» Data provided:
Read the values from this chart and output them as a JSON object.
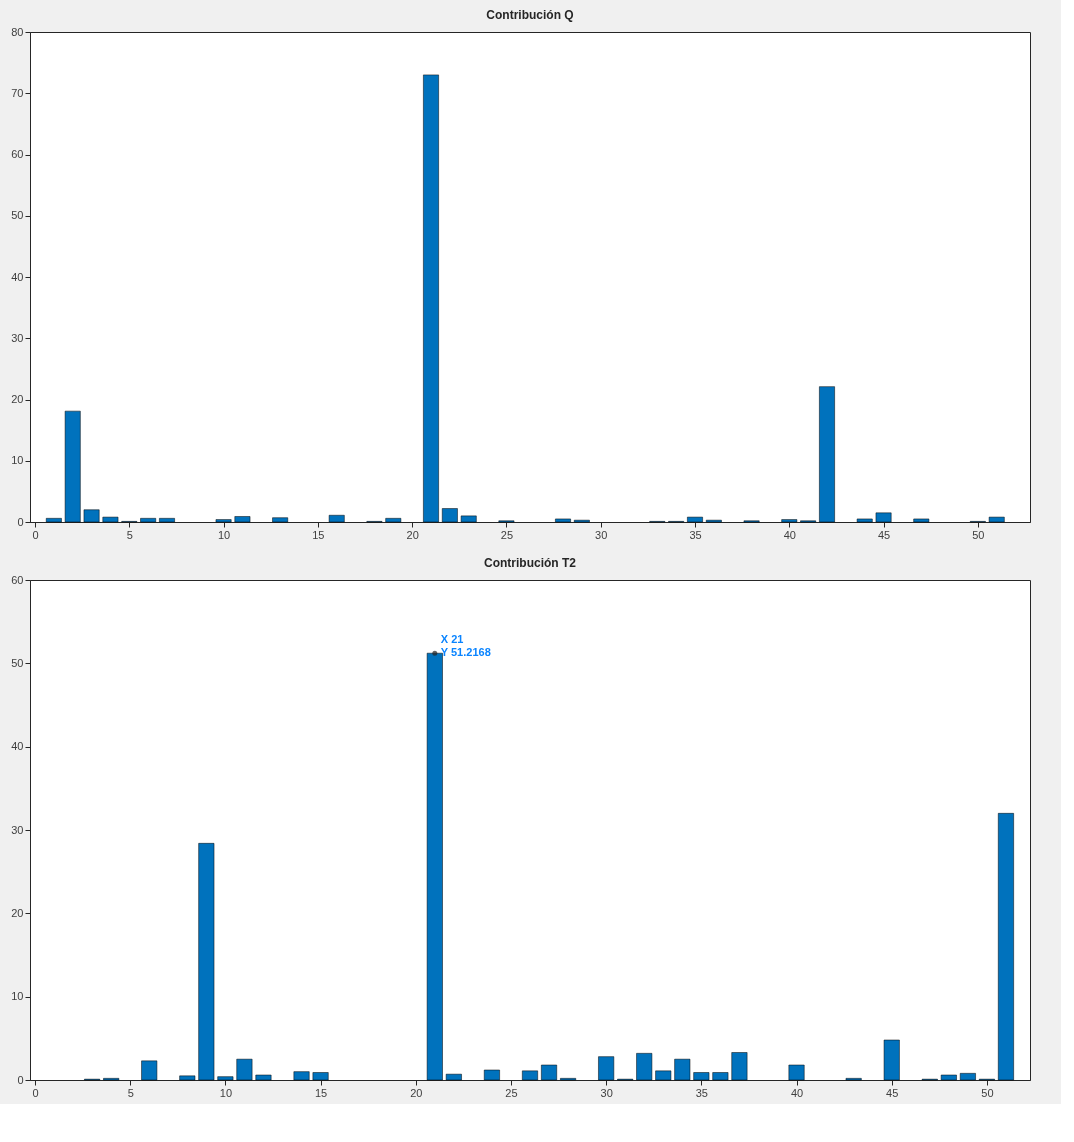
{
  "chart_data": [
    {
      "type": "bar",
      "title": "Contribución Q",
      "x": [
        1,
        2,
        3,
        4,
        5,
        6,
        7,
        10,
        11,
        13,
        16,
        18,
        19,
        21,
        22,
        23,
        25,
        28,
        29,
        33,
        34,
        35,
        36,
        38,
        40,
        41,
        42,
        44,
        45,
        47,
        50,
        51
      ],
      "series": [
        {
          "color": "#0072bd",
          "values": [
            0.6,
            18.1,
            2.0,
            0.8,
            0.1,
            0.6,
            0.6,
            0.4,
            0.9,
            0.7,
            1.1,
            0.1,
            0.6,
            73,
            2.2,
            1.0,
            0.2,
            0.5,
            0.3,
            0.1,
            0.1,
            0.8,
            0.3,
            0.2,
            0.4,
            0.2,
            22.1,
            0.5,
            1.5,
            0.5,
            0.1,
            0.8
          ]
        }
      ],
      "xlim": [
        0,
        52.5
      ],
      "xticks": [
        0,
        5,
        10,
        15,
        20,
        25,
        30,
        35,
        40,
        45,
        50
      ],
      "ylim": [
        0,
        80
      ],
      "yticks": [
        0,
        10,
        20,
        30,
        40,
        50,
        60,
        70,
        80
      ],
      "grid": false
    },
    {
      "type": "bar",
      "title": "Contribución T2",
      "x": [
        3,
        4,
        6,
        8,
        9,
        10,
        11,
        12,
        14,
        15,
        21,
        22,
        24,
        26,
        27,
        28,
        30,
        31,
        32,
        33,
        34,
        35,
        36,
        37,
        40,
        43,
        45,
        47,
        48,
        49,
        50,
        51
      ],
      "series": [
        {
          "color": "#0072bd",
          "values": [
            0.1,
            0.2,
            2.3,
            0.5,
            28.4,
            0.4,
            2.5,
            0.6,
            1.0,
            0.9,
            51.2168,
            0.7,
            1.2,
            1.1,
            1.8,
            0.2,
            2.8,
            0.1,
            3.2,
            1.1,
            2.5,
            0.9,
            0.9,
            3.3,
            1.8,
            0.2,
            4.8,
            0.1,
            0.6,
            0.8,
            0.1,
            32.0
          ]
        }
      ],
      "annotations": [
        {
          "text": "X 21\nY 51.2168",
          "x": 21,
          "y": 51.2168
        }
      ],
      "xlim": [
        0,
        52
      ],
      "xticks": [
        0,
        5,
        10,
        15,
        20,
        25,
        30,
        35,
        40,
        45,
        50
      ],
      "ylim": [
        0,
        60
      ],
      "yticks": [
        0,
        10,
        20,
        30,
        40,
        50,
        60
      ],
      "grid": false
    }
  ]
}
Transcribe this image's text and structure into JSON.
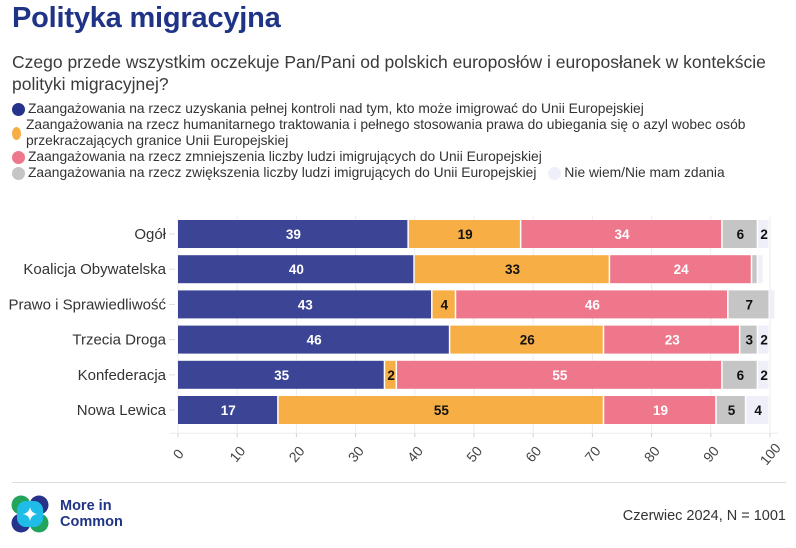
{
  "header": {
    "title": "Polityka migracyjna",
    "subtitle": "Czego przede wszystkim oczekuje Pan/Pani od polskich europosłów i europosłanek w kontekście polityki migracyjnej?"
  },
  "legend": [
    {
      "label": "Zaangażowania na rzecz uzyskania pełnej kontroli nad tym, kto może imigrować do Unii Europejskiej",
      "color": "#3c4595"
    },
    {
      "label": "Zaangażowania na rzecz humanitarnego traktowania i pełnego stosowania prawa do ubiegania się o azyl wobec osób przekraczających granice Unii Europejskiej",
      "color": "#f6ae45"
    },
    {
      "label": "Zaangażowania na rzecz zmniejszenia liczby ludzi imigrujących do Unii Europejskiej",
      "color": "#ef778c"
    },
    {
      "label": "Zaangażowania na rzecz zwiększenia liczby ludzi imigrujących do Unii Europejskiej",
      "color": "#c5c5c5"
    },
    {
      "label": "Nie wiem/Nie mam zdania",
      "color": "#eeeff8"
    }
  ],
  "chart_data": {
    "type": "bar",
    "orientation": "horizontal",
    "stacked": true,
    "title": "Polityka migracyjna",
    "xlabel": "",
    "ylabel": "",
    "xlim": [
      0,
      100
    ],
    "xticks": [
      "0",
      "10",
      "20",
      "30",
      "40",
      "50",
      "60",
      "70",
      "80",
      "90",
      "100"
    ],
    "grid": true,
    "legend_position": "top",
    "categories": [
      "Ogół",
      "Koalicja Obywatelska",
      "Prawo i Sprawiedliwość",
      "Trzecia Droga",
      "Konfederacja",
      "Nowa Lewica"
    ],
    "series": [
      {
        "name": "Zaangażowania na rzecz uzyskania pełnej kontroli nad tym, kto może imigrować do Unii Europejskiej",
        "color": "#3c4595",
        "label_color": "#ffffff",
        "values": [
          39,
          40,
          43,
          46,
          35,
          17
        ],
        "labels": [
          "39",
          "40",
          "43",
          "46",
          "35",
          "17"
        ]
      },
      {
        "name": "Zaangażowania na rzecz humanitarnego traktowania i pełnego stosowania prawa do ubiegania się o azyl wobec osób przekraczających granice Unii Europejskiej",
        "color": "#f6ae45",
        "label_color": "#111111",
        "values": [
          19,
          33,
          4,
          26,
          2,
          55
        ],
        "labels": [
          "19",
          "33",
          "4",
          "26",
          "2",
          "55"
        ]
      },
      {
        "name": "Zaangażowania na rzecz zmniejszenia liczby ludzi imigrujących do Unii Europejskiej",
        "color": "#ef778c",
        "label_color": "#ffffff",
        "values": [
          34,
          24,
          46,
          23,
          55,
          19
        ],
        "labels": [
          "34",
          "24",
          "46",
          "23",
          "55",
          "19"
        ]
      },
      {
        "name": "Zaangażowania na rzecz zwiększenia liczby ludzi imigrujących do Unii Europejskiej",
        "color": "#c5c5c5",
        "label_color": "#111111",
        "values": [
          6,
          1,
          7,
          3,
          6,
          5
        ],
        "labels": [
          "6",
          "",
          "7",
          "3",
          "6",
          "5"
        ]
      },
      {
        "name": "Nie wiem/Nie mam zdania",
        "color": "#eeeff8",
        "label_color": "#111111",
        "values": [
          2,
          1,
          1,
          2,
          2,
          4
        ],
        "labels": [
          "2",
          "",
          "",
          "2",
          "2",
          "4"
        ]
      }
    ]
  },
  "footer": {
    "logo_text_line1": "More in",
    "logo_text_line2": "Common",
    "source": "Czerwiec 2024, N = 1001"
  }
}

» Required work:
All the lines above are to be given again exactly as they read, with the pictures removed.

» Solution below:
Read the values from this chart and output them as a JSON object.
{
  "chart_data": [
    {
      "type": "bar",
      "title": "Contribución Q",
      "x": [
        1,
        2,
        3,
        4,
        5,
        6,
        7,
        10,
        11,
        13,
        16,
        18,
        19,
        21,
        22,
        23,
        25,
        28,
        29,
        33,
        34,
        35,
        36,
        38,
        40,
        41,
        42,
        44,
        45,
        47,
        50,
        51
      ],
      "series": [
        {
          "color": "#0072bd",
          "values": [
            0.6,
            18.1,
            2.0,
            0.8,
            0.1,
            0.6,
            0.6,
            0.4,
            0.9,
            0.7,
            1.1,
            0.1,
            0.6,
            73,
            2.2,
            1.0,
            0.2,
            0.5,
            0.3,
            0.1,
            0.1,
            0.8,
            0.3,
            0.2,
            0.4,
            0.2,
            22.1,
            0.5,
            1.5,
            0.5,
            0.1,
            0.8
          ]
        }
      ],
      "xlim": [
        0,
        52.5
      ],
      "xticks": [
        0,
        5,
        10,
        15,
        20,
        25,
        30,
        35,
        40,
        45,
        50
      ],
      "ylim": [
        0,
        80
      ],
      "yticks": [
        0,
        10,
        20,
        30,
        40,
        50,
        60,
        70,
        80
      ],
      "grid": false
    },
    {
      "type": "bar",
      "title": "Contribución T2",
      "x": [
        3,
        4,
        6,
        8,
        9,
        10,
        11,
        12,
        14,
        15,
        21,
        22,
        24,
        26,
        27,
        28,
        30,
        31,
        32,
        33,
        34,
        35,
        36,
        37,
        40,
        43,
        45,
        47,
        48,
        49,
        50,
        51
      ],
      "series": [
        {
          "color": "#0072bd",
          "values": [
            0.1,
            0.2,
            2.3,
            0.5,
            28.4,
            0.4,
            2.5,
            0.6,
            1.0,
            0.9,
            51.2168,
            0.7,
            1.2,
            1.1,
            1.8,
            0.2,
            2.8,
            0.1,
            3.2,
            1.1,
            2.5,
            0.9,
            0.9,
            3.3,
            1.8,
            0.2,
            4.8,
            0.1,
            0.6,
            0.8,
            0.1,
            32.0
          ]
        }
      ],
      "annotations": [
        {
          "text": "X 21\nY 51.2168",
          "x": 21,
          "y": 51.2168
        }
      ],
      "xlim": [
        0,
        52
      ],
      "xticks": [
        0,
        5,
        10,
        15,
        20,
        25,
        30,
        35,
        40,
        45,
        50
      ],
      "ylim": [
        0,
        60
      ],
      "yticks": [
        0,
        10,
        20,
        30,
        40,
        50,
        60
      ],
      "grid": false
    }
  ]
}
Transcribe this image's text and structure into JSON.
{
  "header": {
    "title": "Polityka migracyjna",
    "subtitle": "Czego przede wszystkim oczekuje Pan/Pani od polskich europosłów i europosłanek w kontekście polityki migracyjnej?"
  },
  "legend": [
    {
      "label": "Zaangażowania na rzecz uzyskania pełnej kontroli nad tym, kto może imigrować do Unii Europejskiej",
      "color": "#3c4595"
    },
    {
      "label": "Zaangażowania na rzecz humanitarnego traktowania i pełnego stosowania prawa do ubiegania się o azyl wobec osób przekraczających granice Unii Europejskiej",
      "color": "#f6ae45"
    },
    {
      "label": "Zaangażowania na rzecz zmniejszenia liczby ludzi imigrujących do Unii Europejskiej",
      "color": "#ef778c"
    },
    {
      "label": "Zaangażowania na rzecz zwiększenia liczby ludzi imigrujących do Unii Europejskiej",
      "color": "#c5c5c5"
    },
    {
      "label": "Nie wiem/Nie mam zdania",
      "color": "#eeeff8"
    }
  ],
  "chart_data": {
    "type": "bar",
    "orientation": "horizontal",
    "stacked": true,
    "title": "Polityka migracyjna",
    "xlabel": "",
    "ylabel": "",
    "xlim": [
      0,
      100
    ],
    "xticks": [
      "0",
      "10",
      "20",
      "30",
      "40",
      "50",
      "60",
      "70",
      "80",
      "90",
      "100"
    ],
    "grid": true,
    "legend_position": "top",
    "categories": [
      "Ogół",
      "Koalicja Obywatelska",
      "Prawo i Sprawiedliwość",
      "Trzecia Droga",
      "Konfederacja",
      "Nowa Lewica"
    ],
    "series": [
      {
        "name": "Zaangażowania na rzecz uzyskania pełnej kontroli nad tym, kto może imigrować do Unii Europejskiej",
        "color": "#3c4595",
        "label_color": "#ffffff",
        "values": [
          39,
          40,
          43,
          46,
          35,
          17
        ],
        "labels": [
          "39",
          "40",
          "43",
          "46",
          "35",
          "17"
        ]
      },
      {
        "name": "Zaangażowania na rzecz humanitarnego traktowania i pełnego stosowania prawa do ubiegania się o azyl wobec osób przekraczających granice Unii Europejskiej",
        "color": "#f6ae45",
        "label_color": "#111111",
        "values": [
          19,
          33,
          4,
          26,
          2,
          55
        ],
        "labels": [
          "19",
          "33",
          "4",
          "26",
          "2",
          "55"
        ]
      },
      {
        "name": "Zaangażowania na rzecz zmniejszenia liczby ludzi imigrujących do Unii Europejskiej",
        "color": "#ef778c",
        "label_color": "#ffffff",
        "values": [
          34,
          24,
          46,
          23,
          55,
          19
        ],
        "labels": [
          "34",
          "24",
          "46",
          "23",
          "55",
          "19"
        ]
      },
      {
        "name": "Zaangażowania na rzecz zwiększenia liczby ludzi imigrujących do Unii Europejskiej",
        "color": "#c5c5c5",
        "label_color": "#111111",
        "values": [
          6,
          1,
          7,
          3,
          6,
          5
        ],
        "labels": [
          "6",
          "",
          "7",
          "3",
          "6",
          "5"
        ]
      },
      {
        "name": "Nie wiem/Nie mam zdania",
        "color": "#eeeff8",
        "label_color": "#111111",
        "values": [
          2,
          1,
          1,
          2,
          2,
          4
        ],
        "labels": [
          "2",
          "",
          "",
          "2",
          "2",
          "4"
        ]
      }
    ]
  },
  "footer": {
    "logo_text_line1": "More in",
    "logo_text_line2": "Common",
    "source": "Czerwiec 2024, N = 1001"
  }
}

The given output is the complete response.